**Work required**
Locate all lines with the word "this" and copy them out.

**Given data**
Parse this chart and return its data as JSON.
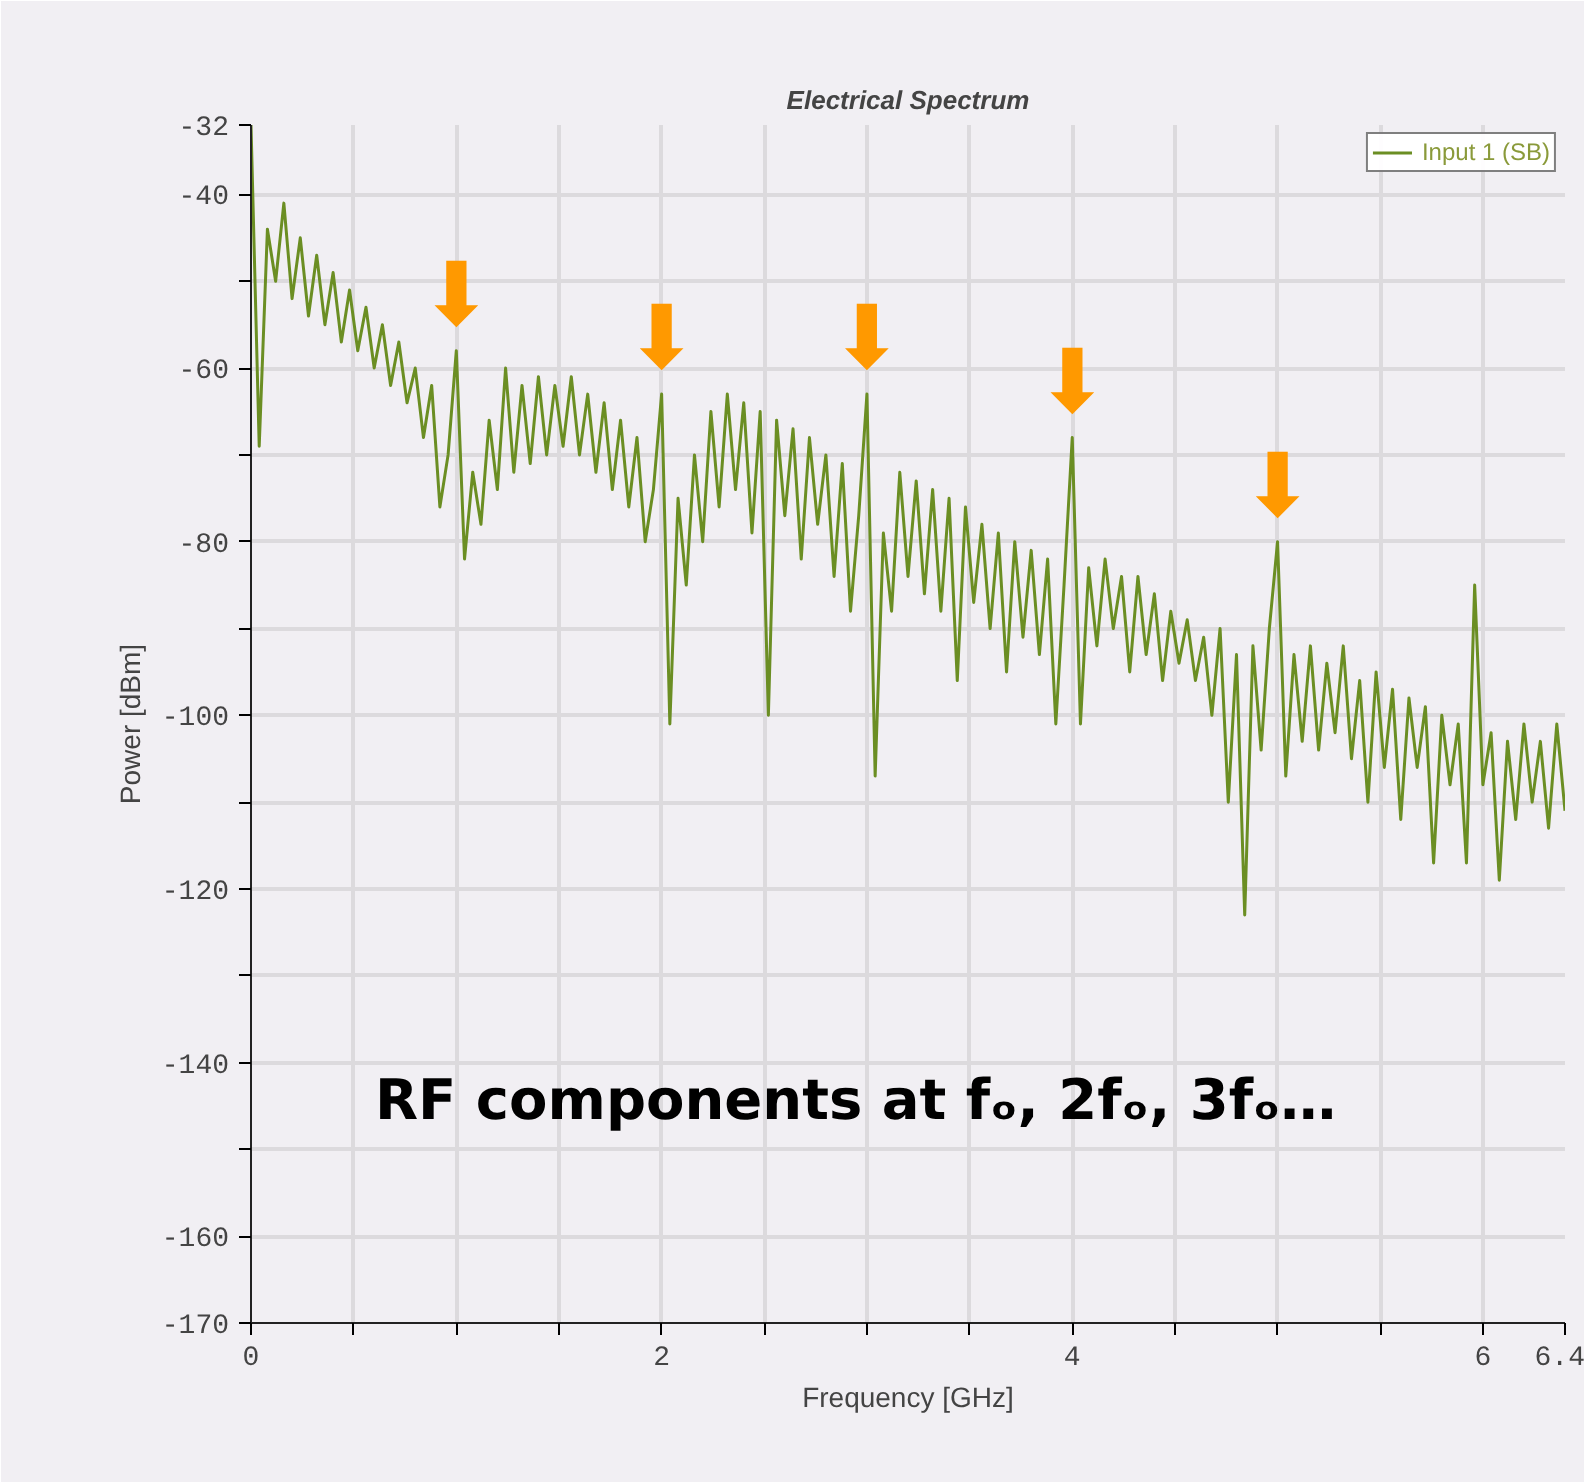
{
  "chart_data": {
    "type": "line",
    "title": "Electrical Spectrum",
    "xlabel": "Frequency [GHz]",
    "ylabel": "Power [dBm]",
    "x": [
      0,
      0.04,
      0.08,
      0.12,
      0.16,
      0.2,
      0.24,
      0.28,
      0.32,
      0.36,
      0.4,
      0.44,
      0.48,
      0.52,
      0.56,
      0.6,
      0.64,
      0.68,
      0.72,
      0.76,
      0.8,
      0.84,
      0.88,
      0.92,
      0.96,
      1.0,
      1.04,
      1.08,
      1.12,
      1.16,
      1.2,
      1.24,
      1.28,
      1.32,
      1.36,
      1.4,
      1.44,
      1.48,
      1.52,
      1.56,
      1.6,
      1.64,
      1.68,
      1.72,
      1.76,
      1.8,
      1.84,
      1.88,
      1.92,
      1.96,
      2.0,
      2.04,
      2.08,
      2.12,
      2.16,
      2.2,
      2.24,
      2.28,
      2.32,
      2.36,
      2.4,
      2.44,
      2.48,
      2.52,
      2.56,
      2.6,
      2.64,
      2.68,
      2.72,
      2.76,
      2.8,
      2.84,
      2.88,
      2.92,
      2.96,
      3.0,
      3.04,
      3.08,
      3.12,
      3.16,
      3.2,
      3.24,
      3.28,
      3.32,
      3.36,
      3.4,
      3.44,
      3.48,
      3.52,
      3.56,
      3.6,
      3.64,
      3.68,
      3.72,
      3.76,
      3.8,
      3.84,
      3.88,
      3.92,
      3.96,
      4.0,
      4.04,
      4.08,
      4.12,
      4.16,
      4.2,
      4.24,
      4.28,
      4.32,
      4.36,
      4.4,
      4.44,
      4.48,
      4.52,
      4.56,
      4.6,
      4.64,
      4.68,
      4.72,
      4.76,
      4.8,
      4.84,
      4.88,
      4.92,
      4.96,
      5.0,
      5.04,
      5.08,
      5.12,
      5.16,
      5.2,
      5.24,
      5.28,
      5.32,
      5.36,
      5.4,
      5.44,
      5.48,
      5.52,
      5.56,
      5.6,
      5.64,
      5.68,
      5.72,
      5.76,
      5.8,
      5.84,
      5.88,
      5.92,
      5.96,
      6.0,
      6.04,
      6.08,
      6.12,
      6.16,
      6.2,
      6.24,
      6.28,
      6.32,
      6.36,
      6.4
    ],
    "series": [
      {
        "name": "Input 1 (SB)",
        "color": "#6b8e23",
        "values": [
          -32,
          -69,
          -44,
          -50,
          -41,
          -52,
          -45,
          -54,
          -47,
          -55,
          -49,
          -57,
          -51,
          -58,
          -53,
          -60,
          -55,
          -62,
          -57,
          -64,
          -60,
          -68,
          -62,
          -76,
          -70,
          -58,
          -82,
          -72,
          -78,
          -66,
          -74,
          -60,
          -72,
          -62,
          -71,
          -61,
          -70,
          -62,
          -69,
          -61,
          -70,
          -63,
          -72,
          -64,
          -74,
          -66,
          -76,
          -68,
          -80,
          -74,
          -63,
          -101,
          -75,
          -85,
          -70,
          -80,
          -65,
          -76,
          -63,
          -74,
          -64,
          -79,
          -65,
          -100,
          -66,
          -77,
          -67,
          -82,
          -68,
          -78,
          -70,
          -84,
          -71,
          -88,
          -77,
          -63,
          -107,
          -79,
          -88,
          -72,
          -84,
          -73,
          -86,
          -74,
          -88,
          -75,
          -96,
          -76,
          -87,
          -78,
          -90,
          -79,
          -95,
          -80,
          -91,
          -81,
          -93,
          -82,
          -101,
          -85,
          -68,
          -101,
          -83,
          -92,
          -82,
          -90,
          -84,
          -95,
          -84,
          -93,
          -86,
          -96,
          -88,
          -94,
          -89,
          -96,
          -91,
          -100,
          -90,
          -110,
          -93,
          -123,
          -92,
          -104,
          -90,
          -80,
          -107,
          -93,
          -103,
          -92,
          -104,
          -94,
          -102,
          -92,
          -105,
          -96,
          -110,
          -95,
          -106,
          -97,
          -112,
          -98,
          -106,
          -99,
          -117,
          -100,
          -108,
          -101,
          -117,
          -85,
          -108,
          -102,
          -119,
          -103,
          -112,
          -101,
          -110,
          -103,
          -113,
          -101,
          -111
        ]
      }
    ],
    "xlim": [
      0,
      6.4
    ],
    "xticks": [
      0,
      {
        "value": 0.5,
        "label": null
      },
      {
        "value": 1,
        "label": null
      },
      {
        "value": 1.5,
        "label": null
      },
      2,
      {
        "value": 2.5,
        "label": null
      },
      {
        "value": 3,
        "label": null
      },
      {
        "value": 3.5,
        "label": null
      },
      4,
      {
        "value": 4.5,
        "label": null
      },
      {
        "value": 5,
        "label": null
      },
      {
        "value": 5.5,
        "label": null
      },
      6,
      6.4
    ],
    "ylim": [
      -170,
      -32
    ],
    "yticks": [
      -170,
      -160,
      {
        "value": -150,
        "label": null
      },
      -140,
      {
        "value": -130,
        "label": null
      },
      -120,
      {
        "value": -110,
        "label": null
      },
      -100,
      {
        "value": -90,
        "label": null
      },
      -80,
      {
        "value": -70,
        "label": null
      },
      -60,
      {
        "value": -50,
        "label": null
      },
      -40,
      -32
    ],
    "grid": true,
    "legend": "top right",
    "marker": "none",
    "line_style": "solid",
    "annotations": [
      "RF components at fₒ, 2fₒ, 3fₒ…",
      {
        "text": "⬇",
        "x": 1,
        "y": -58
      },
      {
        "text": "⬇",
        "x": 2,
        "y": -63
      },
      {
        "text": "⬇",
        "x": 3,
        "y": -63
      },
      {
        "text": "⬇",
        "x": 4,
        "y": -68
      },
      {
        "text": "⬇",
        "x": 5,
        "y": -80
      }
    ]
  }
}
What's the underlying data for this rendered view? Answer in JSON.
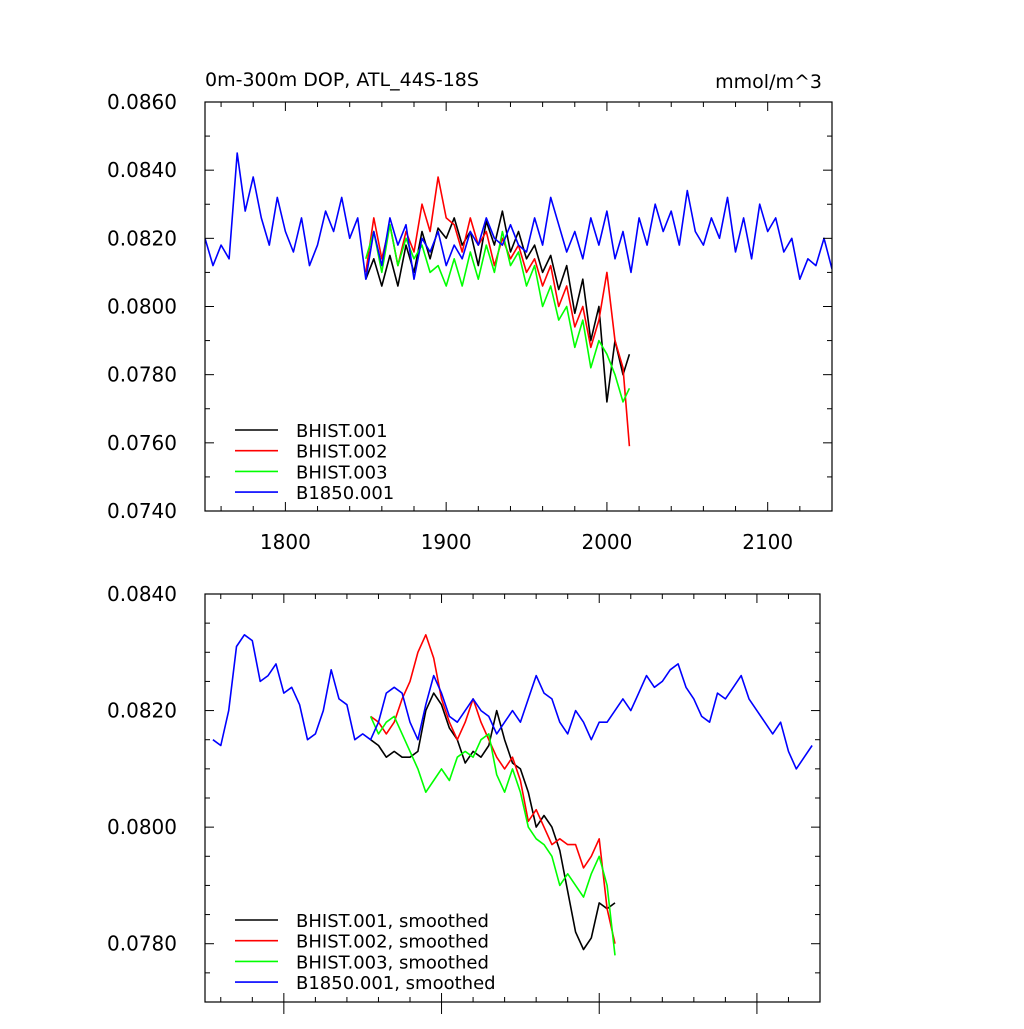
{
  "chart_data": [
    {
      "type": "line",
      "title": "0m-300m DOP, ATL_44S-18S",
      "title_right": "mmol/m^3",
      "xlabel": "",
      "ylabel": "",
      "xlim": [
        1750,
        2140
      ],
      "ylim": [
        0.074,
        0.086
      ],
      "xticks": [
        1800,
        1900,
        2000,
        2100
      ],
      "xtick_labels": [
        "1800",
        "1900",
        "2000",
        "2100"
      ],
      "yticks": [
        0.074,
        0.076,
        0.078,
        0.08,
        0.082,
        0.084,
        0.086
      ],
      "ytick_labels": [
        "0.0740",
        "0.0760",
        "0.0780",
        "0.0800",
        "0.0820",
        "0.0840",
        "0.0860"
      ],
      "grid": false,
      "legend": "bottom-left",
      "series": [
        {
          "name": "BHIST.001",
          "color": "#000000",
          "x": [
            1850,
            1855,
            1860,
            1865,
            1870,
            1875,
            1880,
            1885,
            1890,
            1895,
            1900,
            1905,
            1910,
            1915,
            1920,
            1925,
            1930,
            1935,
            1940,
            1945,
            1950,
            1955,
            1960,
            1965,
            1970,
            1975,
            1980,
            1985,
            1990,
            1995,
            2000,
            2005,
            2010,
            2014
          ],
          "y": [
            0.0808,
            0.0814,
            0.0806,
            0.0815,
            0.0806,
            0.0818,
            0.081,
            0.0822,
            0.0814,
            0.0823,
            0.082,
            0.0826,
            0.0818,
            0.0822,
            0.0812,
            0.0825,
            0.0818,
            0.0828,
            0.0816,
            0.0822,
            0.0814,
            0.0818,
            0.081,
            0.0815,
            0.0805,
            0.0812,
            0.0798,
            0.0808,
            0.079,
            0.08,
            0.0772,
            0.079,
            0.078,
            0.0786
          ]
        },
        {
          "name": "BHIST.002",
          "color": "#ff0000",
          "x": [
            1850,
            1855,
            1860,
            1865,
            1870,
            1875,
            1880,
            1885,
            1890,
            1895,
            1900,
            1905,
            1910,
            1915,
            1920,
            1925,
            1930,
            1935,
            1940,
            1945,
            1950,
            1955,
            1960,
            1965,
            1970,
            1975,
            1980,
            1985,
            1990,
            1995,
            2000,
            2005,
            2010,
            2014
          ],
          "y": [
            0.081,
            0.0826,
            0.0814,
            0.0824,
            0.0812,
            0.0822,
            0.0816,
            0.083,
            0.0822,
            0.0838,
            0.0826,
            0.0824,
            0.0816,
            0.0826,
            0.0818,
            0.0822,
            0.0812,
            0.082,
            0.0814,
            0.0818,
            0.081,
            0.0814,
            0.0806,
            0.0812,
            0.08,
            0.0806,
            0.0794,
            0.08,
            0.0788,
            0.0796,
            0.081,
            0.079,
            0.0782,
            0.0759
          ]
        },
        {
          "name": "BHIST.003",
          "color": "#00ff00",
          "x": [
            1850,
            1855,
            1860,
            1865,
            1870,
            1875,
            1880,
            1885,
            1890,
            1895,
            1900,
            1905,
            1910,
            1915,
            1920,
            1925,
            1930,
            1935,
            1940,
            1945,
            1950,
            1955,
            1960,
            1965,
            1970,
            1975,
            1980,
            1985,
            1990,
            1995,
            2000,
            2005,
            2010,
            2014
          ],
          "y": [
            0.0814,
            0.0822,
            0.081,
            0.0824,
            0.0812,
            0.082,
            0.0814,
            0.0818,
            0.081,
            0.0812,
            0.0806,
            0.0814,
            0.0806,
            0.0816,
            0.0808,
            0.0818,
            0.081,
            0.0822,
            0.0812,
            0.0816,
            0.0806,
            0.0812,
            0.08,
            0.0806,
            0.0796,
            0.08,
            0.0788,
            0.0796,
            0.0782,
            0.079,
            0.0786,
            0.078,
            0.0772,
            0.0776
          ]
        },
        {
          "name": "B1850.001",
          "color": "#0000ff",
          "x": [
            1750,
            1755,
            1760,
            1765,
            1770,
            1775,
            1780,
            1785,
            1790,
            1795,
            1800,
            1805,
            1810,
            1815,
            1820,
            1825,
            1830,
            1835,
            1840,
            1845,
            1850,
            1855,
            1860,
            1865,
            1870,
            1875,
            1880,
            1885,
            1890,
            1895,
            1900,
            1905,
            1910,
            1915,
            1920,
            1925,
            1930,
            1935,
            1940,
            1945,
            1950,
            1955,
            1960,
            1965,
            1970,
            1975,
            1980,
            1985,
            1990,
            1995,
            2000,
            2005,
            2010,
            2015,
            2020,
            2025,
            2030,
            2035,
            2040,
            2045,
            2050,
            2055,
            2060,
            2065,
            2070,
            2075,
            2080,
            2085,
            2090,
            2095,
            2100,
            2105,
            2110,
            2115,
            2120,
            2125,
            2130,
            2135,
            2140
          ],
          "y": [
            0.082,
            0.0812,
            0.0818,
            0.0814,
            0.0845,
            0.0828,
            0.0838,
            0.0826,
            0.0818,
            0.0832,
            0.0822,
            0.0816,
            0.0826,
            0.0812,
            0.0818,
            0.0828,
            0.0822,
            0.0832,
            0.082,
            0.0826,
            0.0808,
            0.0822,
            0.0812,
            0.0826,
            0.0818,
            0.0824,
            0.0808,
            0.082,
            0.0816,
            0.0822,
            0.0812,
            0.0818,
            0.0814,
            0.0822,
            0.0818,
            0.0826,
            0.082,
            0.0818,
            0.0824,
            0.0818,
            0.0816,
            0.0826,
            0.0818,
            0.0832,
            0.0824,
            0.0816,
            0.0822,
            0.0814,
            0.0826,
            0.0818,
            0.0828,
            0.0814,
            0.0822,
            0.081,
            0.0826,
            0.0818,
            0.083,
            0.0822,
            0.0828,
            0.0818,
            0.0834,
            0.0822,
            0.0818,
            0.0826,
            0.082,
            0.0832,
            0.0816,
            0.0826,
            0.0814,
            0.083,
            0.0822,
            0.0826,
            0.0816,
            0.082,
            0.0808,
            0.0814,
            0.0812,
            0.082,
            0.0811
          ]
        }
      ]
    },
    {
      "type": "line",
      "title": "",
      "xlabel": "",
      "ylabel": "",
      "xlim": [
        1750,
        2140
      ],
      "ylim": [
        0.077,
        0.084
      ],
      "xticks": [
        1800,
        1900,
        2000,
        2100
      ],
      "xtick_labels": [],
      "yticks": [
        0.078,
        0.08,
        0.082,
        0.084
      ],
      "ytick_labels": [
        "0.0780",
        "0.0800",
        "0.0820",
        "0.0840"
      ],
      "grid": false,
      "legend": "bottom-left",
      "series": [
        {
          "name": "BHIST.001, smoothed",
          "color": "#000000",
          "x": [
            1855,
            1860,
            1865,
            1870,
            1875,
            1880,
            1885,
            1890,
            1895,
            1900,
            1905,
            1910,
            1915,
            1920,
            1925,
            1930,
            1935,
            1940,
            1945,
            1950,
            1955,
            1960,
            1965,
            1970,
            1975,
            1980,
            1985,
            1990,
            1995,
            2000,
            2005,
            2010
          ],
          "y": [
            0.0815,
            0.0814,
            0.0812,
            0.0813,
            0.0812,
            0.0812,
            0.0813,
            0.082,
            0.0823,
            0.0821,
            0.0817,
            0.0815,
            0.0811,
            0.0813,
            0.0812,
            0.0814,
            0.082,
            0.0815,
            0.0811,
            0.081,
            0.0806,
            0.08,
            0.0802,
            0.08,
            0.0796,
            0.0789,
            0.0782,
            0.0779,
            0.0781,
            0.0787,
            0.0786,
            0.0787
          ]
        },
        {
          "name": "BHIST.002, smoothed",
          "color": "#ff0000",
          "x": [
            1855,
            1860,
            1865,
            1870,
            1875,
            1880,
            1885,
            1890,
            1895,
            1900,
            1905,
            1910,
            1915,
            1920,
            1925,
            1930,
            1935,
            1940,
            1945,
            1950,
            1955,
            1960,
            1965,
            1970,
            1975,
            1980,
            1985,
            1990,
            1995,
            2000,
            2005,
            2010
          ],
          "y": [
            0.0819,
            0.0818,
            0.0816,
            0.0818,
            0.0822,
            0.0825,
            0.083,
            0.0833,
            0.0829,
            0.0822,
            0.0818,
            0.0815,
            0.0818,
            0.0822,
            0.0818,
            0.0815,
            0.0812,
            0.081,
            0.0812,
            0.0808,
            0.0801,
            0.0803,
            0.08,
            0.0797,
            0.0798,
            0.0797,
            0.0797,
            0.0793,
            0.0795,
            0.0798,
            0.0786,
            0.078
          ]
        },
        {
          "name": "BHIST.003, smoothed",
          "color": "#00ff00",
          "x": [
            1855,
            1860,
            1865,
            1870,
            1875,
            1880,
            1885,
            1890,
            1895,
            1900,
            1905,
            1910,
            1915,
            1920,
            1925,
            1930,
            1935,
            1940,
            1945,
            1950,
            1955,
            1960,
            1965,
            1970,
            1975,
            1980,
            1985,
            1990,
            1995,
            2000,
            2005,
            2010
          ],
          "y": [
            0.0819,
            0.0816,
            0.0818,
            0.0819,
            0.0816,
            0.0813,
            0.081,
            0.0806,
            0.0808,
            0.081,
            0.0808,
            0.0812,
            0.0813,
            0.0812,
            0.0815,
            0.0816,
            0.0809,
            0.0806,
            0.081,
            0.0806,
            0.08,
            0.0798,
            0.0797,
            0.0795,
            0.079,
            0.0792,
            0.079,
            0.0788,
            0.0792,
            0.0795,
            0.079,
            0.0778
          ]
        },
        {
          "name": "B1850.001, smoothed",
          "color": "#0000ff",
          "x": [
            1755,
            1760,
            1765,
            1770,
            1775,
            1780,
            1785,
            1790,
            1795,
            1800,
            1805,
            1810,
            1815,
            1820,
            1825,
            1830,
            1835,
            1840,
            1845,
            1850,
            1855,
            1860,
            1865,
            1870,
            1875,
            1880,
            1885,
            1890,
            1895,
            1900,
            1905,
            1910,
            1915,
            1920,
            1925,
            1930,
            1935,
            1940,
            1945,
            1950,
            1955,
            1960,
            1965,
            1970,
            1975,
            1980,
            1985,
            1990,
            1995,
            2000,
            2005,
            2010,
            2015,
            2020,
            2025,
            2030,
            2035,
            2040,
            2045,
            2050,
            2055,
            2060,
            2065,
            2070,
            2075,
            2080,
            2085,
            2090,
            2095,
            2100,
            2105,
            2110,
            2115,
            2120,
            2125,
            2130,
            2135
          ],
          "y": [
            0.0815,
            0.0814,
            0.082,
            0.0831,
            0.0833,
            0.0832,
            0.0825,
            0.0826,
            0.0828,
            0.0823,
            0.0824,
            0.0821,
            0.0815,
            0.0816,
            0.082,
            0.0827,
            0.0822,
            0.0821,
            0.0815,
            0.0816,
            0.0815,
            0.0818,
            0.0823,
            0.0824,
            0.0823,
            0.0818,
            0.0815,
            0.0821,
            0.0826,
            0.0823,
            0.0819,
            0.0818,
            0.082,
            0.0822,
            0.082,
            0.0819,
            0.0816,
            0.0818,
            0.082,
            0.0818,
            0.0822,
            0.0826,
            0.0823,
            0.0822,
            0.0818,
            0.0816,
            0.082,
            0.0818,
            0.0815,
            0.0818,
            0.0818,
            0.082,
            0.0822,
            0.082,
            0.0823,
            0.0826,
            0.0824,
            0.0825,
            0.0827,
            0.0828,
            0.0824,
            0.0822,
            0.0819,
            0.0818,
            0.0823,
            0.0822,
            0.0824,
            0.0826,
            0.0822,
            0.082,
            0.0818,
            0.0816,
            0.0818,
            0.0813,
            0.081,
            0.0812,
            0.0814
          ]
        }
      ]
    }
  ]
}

**Exercise solution**
Parse this chart and return its data as JSON.
What's the underlying data for this rendered view? Answer in JSON.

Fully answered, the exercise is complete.